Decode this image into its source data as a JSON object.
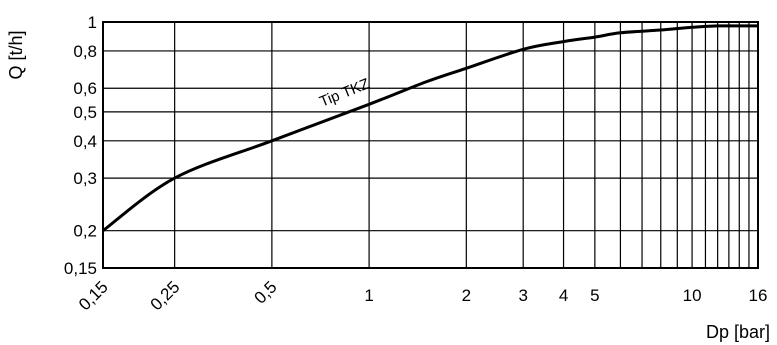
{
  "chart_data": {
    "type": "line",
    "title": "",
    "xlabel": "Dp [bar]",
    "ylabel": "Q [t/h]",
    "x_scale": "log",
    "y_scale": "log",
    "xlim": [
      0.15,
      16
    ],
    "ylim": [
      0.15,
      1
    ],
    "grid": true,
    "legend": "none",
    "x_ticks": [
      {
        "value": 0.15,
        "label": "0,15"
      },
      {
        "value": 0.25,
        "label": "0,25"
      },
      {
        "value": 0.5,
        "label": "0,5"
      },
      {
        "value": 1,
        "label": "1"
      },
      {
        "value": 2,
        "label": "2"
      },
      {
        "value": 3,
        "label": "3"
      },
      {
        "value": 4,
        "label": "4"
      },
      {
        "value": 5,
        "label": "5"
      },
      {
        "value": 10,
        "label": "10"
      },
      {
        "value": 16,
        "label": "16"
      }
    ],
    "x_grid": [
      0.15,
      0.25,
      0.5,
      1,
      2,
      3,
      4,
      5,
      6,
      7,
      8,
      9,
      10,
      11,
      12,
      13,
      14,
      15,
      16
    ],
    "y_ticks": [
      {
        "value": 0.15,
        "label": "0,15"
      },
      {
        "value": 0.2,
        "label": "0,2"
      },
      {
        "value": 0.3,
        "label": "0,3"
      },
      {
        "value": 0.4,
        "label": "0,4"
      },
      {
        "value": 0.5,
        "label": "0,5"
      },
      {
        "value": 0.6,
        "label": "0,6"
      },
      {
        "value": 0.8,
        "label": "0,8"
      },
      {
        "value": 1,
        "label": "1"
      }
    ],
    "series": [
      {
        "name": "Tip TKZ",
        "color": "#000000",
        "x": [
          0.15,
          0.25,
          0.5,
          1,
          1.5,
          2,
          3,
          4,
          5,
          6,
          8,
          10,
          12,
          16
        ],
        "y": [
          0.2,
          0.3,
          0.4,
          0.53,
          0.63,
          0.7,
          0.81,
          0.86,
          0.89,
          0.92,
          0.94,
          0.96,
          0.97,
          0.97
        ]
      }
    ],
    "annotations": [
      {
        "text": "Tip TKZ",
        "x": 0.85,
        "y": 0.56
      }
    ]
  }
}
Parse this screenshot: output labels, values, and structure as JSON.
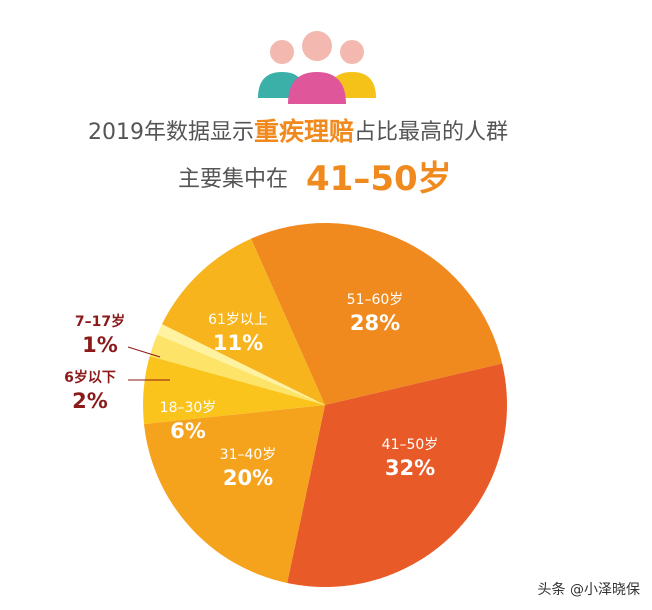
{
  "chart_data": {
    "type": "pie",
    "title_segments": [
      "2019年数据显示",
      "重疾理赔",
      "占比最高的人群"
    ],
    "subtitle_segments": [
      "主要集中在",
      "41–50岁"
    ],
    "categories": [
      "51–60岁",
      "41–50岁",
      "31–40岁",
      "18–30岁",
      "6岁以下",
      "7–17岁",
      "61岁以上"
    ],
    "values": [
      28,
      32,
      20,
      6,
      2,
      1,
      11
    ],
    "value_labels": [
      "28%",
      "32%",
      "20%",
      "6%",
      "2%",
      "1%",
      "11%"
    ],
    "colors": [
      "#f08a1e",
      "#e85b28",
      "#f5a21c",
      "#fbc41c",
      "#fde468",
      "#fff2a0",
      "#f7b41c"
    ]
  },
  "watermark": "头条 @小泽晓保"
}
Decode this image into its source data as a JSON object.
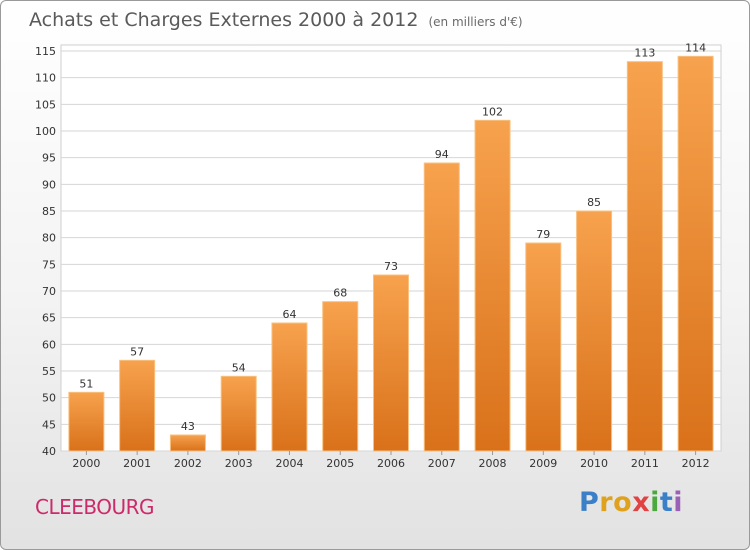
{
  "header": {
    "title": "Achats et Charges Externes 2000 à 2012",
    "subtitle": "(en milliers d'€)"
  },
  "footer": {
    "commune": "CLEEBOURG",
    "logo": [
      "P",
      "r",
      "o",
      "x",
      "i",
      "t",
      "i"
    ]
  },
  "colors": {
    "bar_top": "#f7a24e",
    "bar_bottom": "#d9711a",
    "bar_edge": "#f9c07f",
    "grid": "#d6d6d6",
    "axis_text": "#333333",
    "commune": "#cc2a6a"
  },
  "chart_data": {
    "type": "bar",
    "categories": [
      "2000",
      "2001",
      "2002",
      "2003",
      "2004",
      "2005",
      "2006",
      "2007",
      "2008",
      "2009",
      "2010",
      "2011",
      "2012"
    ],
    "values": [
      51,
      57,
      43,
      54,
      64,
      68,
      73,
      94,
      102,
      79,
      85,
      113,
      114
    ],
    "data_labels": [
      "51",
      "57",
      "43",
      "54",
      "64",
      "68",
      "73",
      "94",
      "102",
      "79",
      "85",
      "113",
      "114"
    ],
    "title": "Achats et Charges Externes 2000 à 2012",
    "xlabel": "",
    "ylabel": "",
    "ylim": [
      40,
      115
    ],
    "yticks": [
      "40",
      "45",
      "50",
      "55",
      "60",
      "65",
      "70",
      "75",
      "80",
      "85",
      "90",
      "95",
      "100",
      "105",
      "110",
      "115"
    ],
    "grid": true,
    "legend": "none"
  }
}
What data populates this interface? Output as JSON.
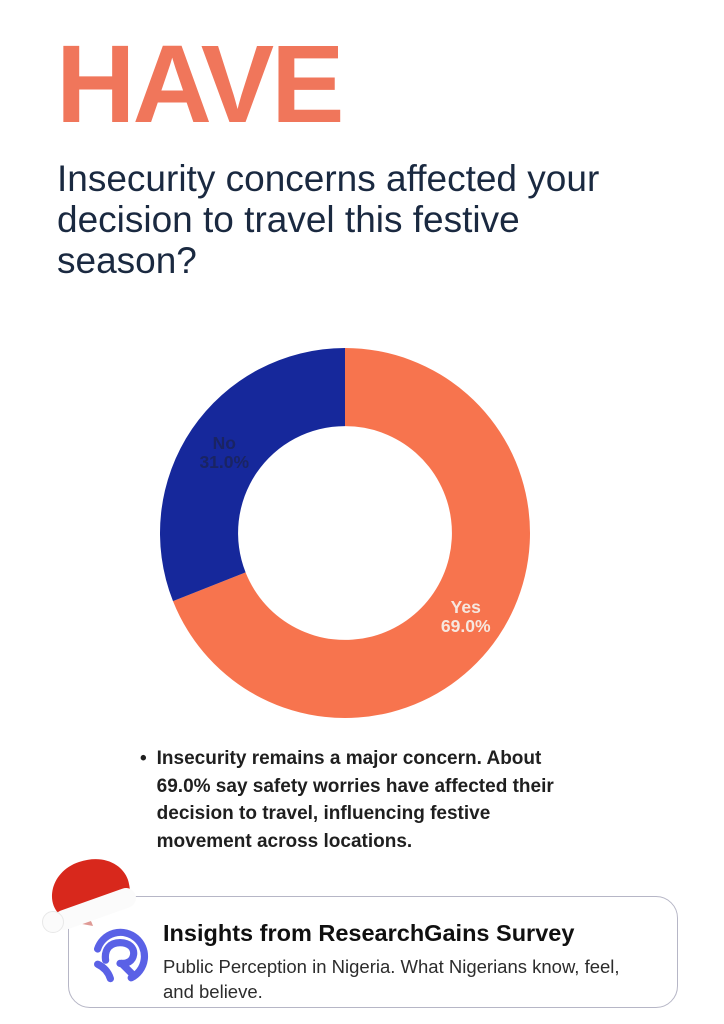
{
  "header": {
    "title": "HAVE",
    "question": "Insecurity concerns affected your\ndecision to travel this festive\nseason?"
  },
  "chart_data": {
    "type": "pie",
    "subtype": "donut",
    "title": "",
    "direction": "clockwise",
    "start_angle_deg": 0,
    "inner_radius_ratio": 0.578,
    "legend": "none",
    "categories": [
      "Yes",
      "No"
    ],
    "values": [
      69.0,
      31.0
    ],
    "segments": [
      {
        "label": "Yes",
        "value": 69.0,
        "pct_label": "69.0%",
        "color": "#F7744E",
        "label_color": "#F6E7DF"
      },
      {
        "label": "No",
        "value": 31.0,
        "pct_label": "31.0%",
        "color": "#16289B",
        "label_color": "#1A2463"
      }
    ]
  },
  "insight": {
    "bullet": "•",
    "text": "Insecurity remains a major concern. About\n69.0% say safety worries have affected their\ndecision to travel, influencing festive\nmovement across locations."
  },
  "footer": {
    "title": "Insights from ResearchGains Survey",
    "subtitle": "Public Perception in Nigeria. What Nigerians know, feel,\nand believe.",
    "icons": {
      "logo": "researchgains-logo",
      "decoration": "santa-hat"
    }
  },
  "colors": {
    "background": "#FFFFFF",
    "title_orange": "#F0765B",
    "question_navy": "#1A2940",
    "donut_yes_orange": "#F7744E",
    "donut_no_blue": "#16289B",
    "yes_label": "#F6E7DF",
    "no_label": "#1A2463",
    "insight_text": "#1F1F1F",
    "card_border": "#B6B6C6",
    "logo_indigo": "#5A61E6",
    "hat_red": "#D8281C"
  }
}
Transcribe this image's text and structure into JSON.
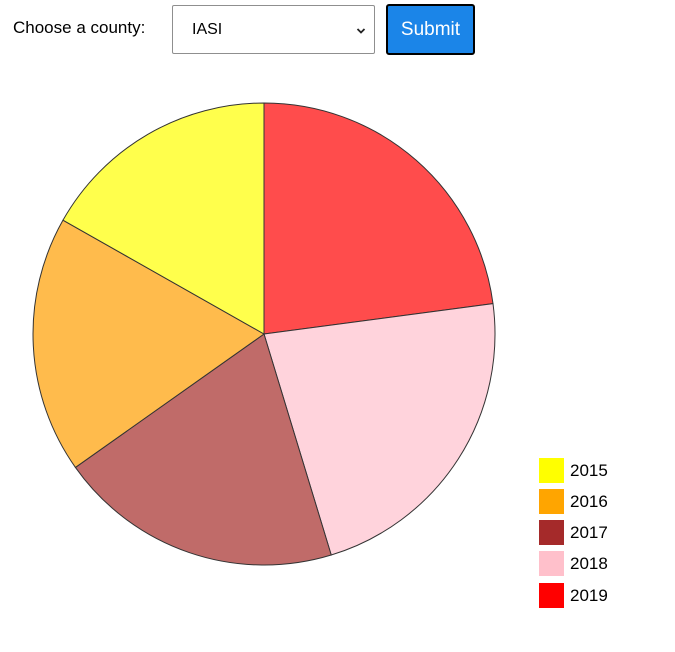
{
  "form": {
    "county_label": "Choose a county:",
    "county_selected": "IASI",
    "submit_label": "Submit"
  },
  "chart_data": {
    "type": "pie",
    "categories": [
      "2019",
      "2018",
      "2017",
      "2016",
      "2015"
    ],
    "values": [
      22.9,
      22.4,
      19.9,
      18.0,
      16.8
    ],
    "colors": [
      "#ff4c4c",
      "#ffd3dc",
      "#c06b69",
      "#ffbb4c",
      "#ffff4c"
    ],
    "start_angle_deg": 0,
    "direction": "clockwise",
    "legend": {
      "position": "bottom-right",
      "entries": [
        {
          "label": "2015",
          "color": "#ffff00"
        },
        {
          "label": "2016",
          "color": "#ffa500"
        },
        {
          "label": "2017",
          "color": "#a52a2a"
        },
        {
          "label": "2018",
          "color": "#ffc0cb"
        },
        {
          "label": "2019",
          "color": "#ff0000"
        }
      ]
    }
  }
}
★ ★ ★ ★
• **Instructions to follow**
Copy out the entries verbatim and leave the images out.

• **The response**
Decode this image into its source data as a JSON object.
{
  "chart_data": {
    "type": "line",
    "title": "",
    "xlabel": "Dp [bar]",
    "ylabel": "Q [t/h]",
    "x_scale": "log",
    "y_scale": "log",
    "xlim": [
      0.15,
      16
    ],
    "ylim": [
      0.15,
      1
    ],
    "grid": true,
    "legend": "none",
    "x_ticks": [
      {
        "value": 0.15,
        "label": "0,15"
      },
      {
        "value": 0.25,
        "label": "0,25"
      },
      {
        "value": 0.5,
        "label": "0,5"
      },
      {
        "value": 1,
        "label": "1"
      },
      {
        "value": 2,
        "label": "2"
      },
      {
        "value": 3,
        "label": "3"
      },
      {
        "value": 4,
        "label": "4"
      },
      {
        "value": 5,
        "label": "5"
      },
      {
        "value": 10,
        "label": "10"
      },
      {
        "value": 16,
        "label": "16"
      }
    ],
    "x_grid": [
      0.15,
      0.25,
      0.5,
      1,
      2,
      3,
      4,
      5,
      6,
      7,
      8,
      9,
      10,
      11,
      12,
      13,
      14,
      15,
      16
    ],
    "y_ticks": [
      {
        "value": 0.15,
        "label": "0,15"
      },
      {
        "value": 0.2,
        "label": "0,2"
      },
      {
        "value": 0.3,
        "label": "0,3"
      },
      {
        "value": 0.4,
        "label": "0,4"
      },
      {
        "value": 0.5,
        "label": "0,5"
      },
      {
        "value": 0.6,
        "label": "0,6"
      },
      {
        "value": 0.8,
        "label": "0,8"
      },
      {
        "value": 1,
        "label": "1"
      }
    ],
    "series": [
      {
        "name": "Tip TKZ",
        "color": "#000000",
        "x": [
          0.15,
          0.25,
          0.5,
          1,
          1.5,
          2,
          3,
          4,
          5,
          6,
          8,
          10,
          12,
          16
        ],
        "y": [
          0.2,
          0.3,
          0.4,
          0.53,
          0.63,
          0.7,
          0.81,
          0.86,
          0.89,
          0.92,
          0.94,
          0.96,
          0.97,
          0.97
        ]
      }
    ],
    "annotations": [
      {
        "text": "Tip TKZ",
        "x": 0.85,
        "y": 0.56
      }
    ]
  }
}
Parse this screenshot: output labels, values, and structure as JSON.
{
  "chart_data": {
    "type": "pie",
    "title_segments": [
      "2019年数据显示",
      "重疾理赔",
      "占比最高的人群"
    ],
    "subtitle_segments": [
      "主要集中在",
      "41–50岁"
    ],
    "categories": [
      "51–60岁",
      "41–50岁",
      "31–40岁",
      "18–30岁",
      "6岁以下",
      "7–17岁",
      "61岁以上"
    ],
    "values": [
      28,
      32,
      20,
      6,
      2,
      1,
      11
    ],
    "value_labels": [
      "28%",
      "32%",
      "20%",
      "6%",
      "2%",
      "1%",
      "11%"
    ],
    "colors": [
      "#f08a1e",
      "#e85b28",
      "#f5a21c",
      "#fbc41c",
      "#fde468",
      "#fff2a0",
      "#f7b41c"
    ]
  },
  "watermark": "头条 @小泽晓保"
}
Decode this image into its source data as a JSON object.
{
  "header": {
    "title": "Achats et Charges Externes 2000 à 2012",
    "subtitle": "(en milliers d'€)"
  },
  "footer": {
    "commune": "CLEEBOURG",
    "logo": [
      "P",
      "r",
      "o",
      "x",
      "i",
      "t",
      "i"
    ]
  },
  "colors": {
    "bar_top": "#f7a24e",
    "bar_bottom": "#d9711a",
    "bar_edge": "#f9c07f",
    "grid": "#d6d6d6",
    "axis_text": "#333333",
    "commune": "#cc2a6a"
  },
  "chart_data": {
    "type": "bar",
    "categories": [
      "2000",
      "2001",
      "2002",
      "2003",
      "2004",
      "2005",
      "2006",
      "2007",
      "2008",
      "2009",
      "2010",
      "2011",
      "2012"
    ],
    "values": [
      51,
      57,
      43,
      54,
      64,
      68,
      73,
      94,
      102,
      79,
      85,
      113,
      114
    ],
    "data_labels": [
      "51",
      "57",
      "43",
      "54",
      "64",
      "68",
      "73",
      "94",
      "102",
      "79",
      "85",
      "113",
      "114"
    ],
    "title": "Achats et Charges Externes 2000 à 2012",
    "xlabel": "",
    "ylabel": "",
    "ylim": [
      40,
      115
    ],
    "yticks": [
      "40",
      "45",
      "50",
      "55",
      "60",
      "65",
      "70",
      "75",
      "80",
      "85",
      "90",
      "95",
      "100",
      "105",
      "110",
      "115"
    ],
    "grid": true,
    "legend": "none"
  }
}
What data populates this interface? Output as JSON.
{
  "header": {
    "title": "HAVE",
    "question": "Insecurity concerns affected your\ndecision to travel this festive\nseason?"
  },
  "chart_data": {
    "type": "pie",
    "subtype": "donut",
    "title": "",
    "direction": "clockwise",
    "start_angle_deg": 0,
    "inner_radius_ratio": 0.578,
    "legend": "none",
    "categories": [
      "Yes",
      "No"
    ],
    "values": [
      69.0,
      31.0
    ],
    "segments": [
      {
        "label": "Yes",
        "value": 69.0,
        "pct_label": "69.0%",
        "color": "#F7744E",
        "label_color": "#F6E7DF"
      },
      {
        "label": "No",
        "value": 31.0,
        "pct_label": "31.0%",
        "color": "#16289B",
        "label_color": "#1A2463"
      }
    ]
  },
  "insight": {
    "bullet": "•",
    "text": "Insecurity remains a major concern. About\n69.0% say safety worries have affected their\ndecision to travel, influencing festive\nmovement across locations."
  },
  "footer": {
    "title": "Insights from ResearchGains Survey",
    "subtitle": "Public Perception in Nigeria. What Nigerians know, feel,\nand believe.",
    "icons": {
      "logo": "researchgains-logo",
      "decoration": "santa-hat"
    }
  },
  "colors": {
    "background": "#FFFFFF",
    "title_orange": "#F0765B",
    "question_navy": "#1A2940",
    "donut_yes_orange": "#F7744E",
    "donut_no_blue": "#16289B",
    "yes_label": "#F6E7DF",
    "no_label": "#1A2463",
    "insight_text": "#1F1F1F",
    "card_border": "#B6B6C6",
    "logo_indigo": "#5A61E6",
    "hat_red": "#D8281C"
  }
}
Transcribe this image's text and structure into JSON.
{
  "form": {
    "county_label": "Choose a county:",
    "county_selected": "IASI",
    "submit_label": "Submit"
  },
  "chart_data": {
    "type": "pie",
    "categories": [
      "2019",
      "2018",
      "2017",
      "2016",
      "2015"
    ],
    "values": [
      22.9,
      22.4,
      19.9,
      18.0,
      16.8
    ],
    "colors": [
      "#ff4c4c",
      "#ffd3dc",
      "#c06b69",
      "#ffbb4c",
      "#ffff4c"
    ],
    "start_angle_deg": 0,
    "direction": "clockwise",
    "legend": {
      "position": "bottom-right",
      "entries": [
        {
          "label": "2015",
          "color": "#ffff00"
        },
        {
          "label": "2016",
          "color": "#ffa500"
        },
        {
          "label": "2017",
          "color": "#a52a2a"
        },
        {
          "label": "2018",
          "color": "#ffc0cb"
        },
        {
          "label": "2019",
          "color": "#ff0000"
        }
      ]
    }
  }
}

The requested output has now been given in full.